● **WHAT IS REQUIRED**: Scan the data for lines with "Options" and report the count by itself.

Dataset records
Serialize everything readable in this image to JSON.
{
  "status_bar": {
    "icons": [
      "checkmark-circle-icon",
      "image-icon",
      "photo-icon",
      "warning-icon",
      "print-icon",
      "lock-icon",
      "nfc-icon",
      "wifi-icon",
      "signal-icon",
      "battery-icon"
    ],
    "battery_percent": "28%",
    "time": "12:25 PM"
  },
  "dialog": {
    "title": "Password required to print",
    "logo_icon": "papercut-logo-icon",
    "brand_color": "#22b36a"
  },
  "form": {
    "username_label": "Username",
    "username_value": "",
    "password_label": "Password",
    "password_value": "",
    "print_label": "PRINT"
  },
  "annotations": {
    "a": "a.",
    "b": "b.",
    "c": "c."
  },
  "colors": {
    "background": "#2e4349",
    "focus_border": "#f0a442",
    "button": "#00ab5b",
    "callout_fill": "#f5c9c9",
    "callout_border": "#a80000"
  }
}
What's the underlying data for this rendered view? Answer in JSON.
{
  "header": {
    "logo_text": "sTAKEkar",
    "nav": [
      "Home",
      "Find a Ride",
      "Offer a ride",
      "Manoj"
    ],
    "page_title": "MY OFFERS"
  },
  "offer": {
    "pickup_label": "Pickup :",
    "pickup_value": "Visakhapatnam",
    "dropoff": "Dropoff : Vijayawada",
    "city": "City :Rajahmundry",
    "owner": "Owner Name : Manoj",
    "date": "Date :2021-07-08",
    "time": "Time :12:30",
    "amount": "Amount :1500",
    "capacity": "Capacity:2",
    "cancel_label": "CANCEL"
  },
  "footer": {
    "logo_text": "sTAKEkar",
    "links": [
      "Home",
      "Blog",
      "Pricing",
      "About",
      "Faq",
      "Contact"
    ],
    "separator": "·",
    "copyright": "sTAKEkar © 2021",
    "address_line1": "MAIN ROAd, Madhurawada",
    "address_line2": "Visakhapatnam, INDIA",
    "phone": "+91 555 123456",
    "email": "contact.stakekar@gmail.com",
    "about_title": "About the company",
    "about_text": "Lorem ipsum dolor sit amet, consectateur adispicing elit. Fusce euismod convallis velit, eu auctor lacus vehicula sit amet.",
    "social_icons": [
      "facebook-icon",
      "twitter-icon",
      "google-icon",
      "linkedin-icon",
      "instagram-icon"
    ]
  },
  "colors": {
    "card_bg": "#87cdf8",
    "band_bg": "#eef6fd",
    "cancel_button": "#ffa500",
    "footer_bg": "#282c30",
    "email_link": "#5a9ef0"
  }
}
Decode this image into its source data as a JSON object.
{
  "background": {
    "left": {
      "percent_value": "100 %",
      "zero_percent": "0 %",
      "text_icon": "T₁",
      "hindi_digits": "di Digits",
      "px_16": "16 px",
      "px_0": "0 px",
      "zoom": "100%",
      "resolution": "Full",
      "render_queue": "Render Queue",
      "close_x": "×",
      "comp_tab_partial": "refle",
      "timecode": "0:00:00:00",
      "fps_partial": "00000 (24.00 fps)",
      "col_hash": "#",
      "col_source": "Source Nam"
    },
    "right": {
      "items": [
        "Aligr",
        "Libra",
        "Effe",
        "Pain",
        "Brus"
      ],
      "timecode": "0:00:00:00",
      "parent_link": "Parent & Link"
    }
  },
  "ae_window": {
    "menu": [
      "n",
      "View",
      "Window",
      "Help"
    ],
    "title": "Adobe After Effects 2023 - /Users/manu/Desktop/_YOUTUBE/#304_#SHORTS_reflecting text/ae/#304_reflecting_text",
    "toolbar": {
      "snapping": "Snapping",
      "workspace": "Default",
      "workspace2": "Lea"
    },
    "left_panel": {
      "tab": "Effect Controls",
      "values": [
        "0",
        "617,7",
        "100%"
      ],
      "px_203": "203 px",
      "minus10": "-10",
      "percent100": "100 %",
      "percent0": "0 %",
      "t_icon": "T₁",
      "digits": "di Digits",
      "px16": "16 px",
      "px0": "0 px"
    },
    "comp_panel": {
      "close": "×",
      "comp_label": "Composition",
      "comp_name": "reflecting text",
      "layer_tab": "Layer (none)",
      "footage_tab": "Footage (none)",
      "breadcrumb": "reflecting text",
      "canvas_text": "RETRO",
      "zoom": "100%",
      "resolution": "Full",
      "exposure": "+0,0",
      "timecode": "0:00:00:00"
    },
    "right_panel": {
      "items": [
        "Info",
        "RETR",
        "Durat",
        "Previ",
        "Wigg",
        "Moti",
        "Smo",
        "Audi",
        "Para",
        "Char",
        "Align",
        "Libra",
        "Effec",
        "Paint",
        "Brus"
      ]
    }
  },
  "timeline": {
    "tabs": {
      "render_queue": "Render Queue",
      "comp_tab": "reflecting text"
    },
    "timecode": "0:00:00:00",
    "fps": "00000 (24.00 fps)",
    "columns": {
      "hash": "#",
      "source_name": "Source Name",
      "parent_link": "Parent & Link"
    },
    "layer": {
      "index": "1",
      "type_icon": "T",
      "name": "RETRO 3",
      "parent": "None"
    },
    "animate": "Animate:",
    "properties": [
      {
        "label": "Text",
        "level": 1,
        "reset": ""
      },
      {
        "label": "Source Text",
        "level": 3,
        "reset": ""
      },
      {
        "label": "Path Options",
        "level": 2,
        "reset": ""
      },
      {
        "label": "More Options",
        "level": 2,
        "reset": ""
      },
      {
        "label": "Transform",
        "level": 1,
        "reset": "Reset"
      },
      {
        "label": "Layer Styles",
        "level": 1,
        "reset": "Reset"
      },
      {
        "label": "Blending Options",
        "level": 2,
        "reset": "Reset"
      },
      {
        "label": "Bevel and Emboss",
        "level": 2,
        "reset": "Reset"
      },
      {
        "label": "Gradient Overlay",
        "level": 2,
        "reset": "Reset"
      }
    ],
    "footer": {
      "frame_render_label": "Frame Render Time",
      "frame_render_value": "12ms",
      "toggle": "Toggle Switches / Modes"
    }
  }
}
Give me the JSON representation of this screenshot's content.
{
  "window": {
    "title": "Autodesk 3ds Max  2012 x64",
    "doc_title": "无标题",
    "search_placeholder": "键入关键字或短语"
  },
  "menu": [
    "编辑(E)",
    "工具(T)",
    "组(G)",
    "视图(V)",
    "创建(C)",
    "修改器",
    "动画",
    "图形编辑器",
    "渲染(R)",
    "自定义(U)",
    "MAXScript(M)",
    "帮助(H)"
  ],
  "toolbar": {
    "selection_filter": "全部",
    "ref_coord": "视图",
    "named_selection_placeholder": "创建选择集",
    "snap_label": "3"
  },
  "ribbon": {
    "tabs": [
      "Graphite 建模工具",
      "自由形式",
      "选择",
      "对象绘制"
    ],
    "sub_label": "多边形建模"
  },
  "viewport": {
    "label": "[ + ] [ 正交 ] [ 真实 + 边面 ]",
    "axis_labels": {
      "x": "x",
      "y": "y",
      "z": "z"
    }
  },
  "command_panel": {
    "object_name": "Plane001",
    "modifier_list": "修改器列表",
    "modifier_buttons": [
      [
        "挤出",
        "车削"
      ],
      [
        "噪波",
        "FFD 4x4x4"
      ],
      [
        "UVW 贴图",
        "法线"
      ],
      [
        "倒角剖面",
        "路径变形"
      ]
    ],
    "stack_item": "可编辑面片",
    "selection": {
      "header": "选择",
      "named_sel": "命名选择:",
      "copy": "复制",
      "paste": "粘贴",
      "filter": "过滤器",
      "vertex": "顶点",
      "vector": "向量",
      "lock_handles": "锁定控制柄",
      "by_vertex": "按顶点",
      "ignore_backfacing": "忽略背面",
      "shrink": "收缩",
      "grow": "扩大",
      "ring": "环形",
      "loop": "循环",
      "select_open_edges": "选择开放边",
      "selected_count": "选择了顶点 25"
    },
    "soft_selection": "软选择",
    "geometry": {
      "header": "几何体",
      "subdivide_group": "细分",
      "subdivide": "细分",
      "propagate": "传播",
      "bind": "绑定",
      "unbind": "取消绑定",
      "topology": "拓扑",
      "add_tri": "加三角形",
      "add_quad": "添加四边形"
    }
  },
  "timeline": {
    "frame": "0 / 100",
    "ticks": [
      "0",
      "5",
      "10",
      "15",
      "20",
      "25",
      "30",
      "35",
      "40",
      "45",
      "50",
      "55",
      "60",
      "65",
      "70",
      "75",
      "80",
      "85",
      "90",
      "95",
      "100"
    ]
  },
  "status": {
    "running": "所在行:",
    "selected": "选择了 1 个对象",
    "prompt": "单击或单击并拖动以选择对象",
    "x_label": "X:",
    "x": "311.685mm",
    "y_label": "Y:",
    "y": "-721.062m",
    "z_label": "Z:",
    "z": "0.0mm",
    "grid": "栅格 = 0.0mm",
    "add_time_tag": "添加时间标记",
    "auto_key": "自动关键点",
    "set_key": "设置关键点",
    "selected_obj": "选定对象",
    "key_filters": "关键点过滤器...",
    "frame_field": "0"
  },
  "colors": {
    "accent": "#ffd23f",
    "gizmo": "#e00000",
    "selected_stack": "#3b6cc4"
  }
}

● **IN RESPONSE**: 3